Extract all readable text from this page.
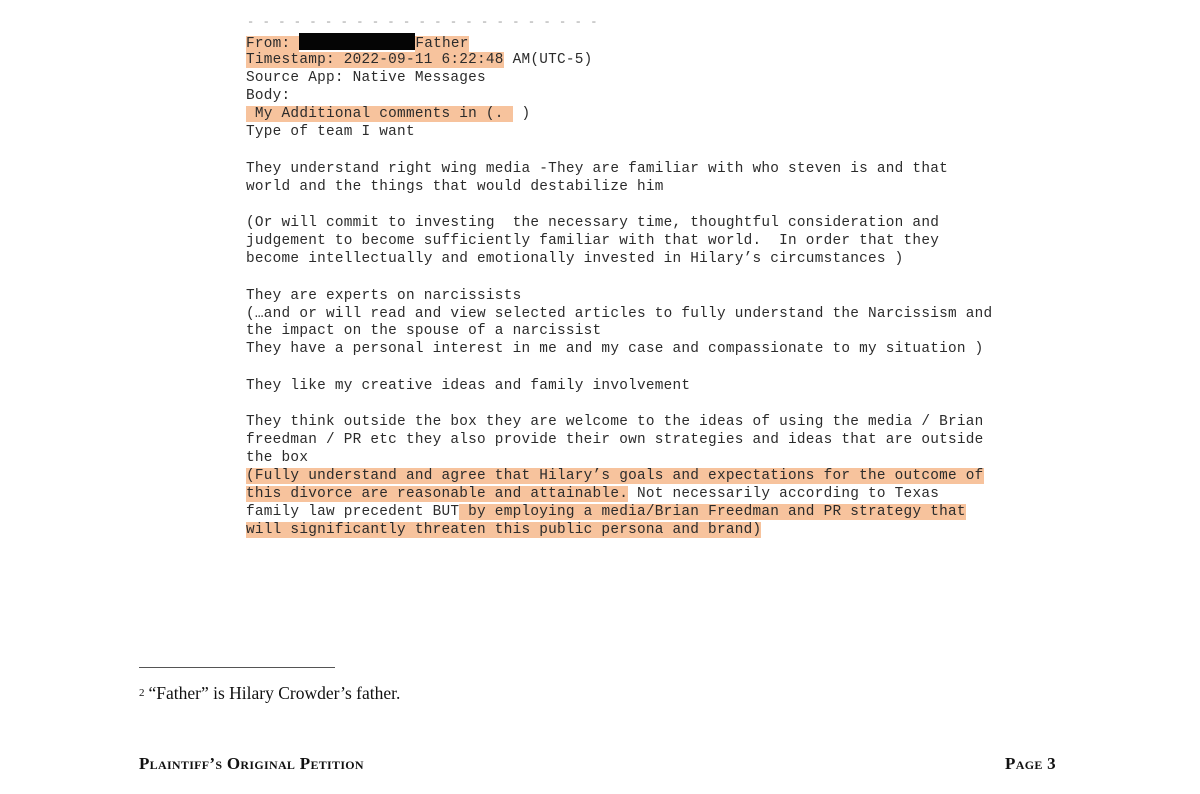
- - - - - - - - - - - - - - - - - - - - - - -
From:	Father
Timestamp: 2022-09-11 6:22:48 AM(UTC-5)
Source App: Native Messages
Body:
My Additional comments in (.  )
Type of team I want
They understand right wing media -They are familiar with who steven is and that
world and the things that would destabilize him
(Or will commit to investing  the necessary time, thoughtful consideration and
judgement to become sufficiently familiar with that world.  In order that they
become intellectually and emotionally invested in Hilary’s circumstances )
They are experts on narcissists
(…and or will read and view selected articles to fully understand the Narcissism and
the impact on the spouse of a narcissist
They have a personal interest in me and my case and compassionate to my situation )
They like my creative ideas and family involvement
They think outside the box they are welcome to the ideas of using the media / Brian
freedman / PR etc they also provide their own strategies and ideas that are outside
the box
(Fully understand and agree that Hilary’s goals and expectations for the outcome of
this divorce are reasonable and attainable. Not necessarily according to Texas
family law precedent BUT by employing a media/Brian Freedman and PR strategy that
will significantly threaten this public persona and brand)
$^2$ “Father” is Hilary Crowder’s father.
Plaintiff’s Original Petition	Page 3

• WORK TO BE COMPLETED
Leave out the pictures and return every record word for word.

• RESPONSE
Extract all readable text from this page.
- - - - - - - - - - - - - - - - - - - - - - -
From:	Father
Timestamp: 2022-09-11 6:22:48 AM(UTC-5)
Source App: Native Messages
Body:
My Additional comments in (.  )
Type of team I want
They understand right wing media -They are familiar with who steven is and that
world and the things that would destabilize him
(Or will commit to investing  the necessary time, thoughtful consideration and
judgement to become sufficiently familiar with that world.  In order that they
become intellectually and emotionally invested in Hilary’s circumstances )
They are experts on narcissists
(…and or will read and view selected articles to fully understand the Narcissism and
the impact on the spouse of a narcissist
They have a personal interest in me and my case and compassionate to my situation )
They like my creative ideas and family involvement
They think outside the box they are welcome to the ideas of using the media / Brian
freedman / PR etc they also provide their own strategies and ideas that are outside
the box
(Fully understand and agree that Hilary’s goals and expectations for the outcome of
this divorce are reasonable and attainable. Not necessarily according to Texas
family law precedent BUT by employing a media/Brian Freedman and PR strategy that
will significantly threaten this public persona and brand)
$^2$ “Father” is Hilary Crowder’s father.
Plaintiff’s Original Petition	Page 3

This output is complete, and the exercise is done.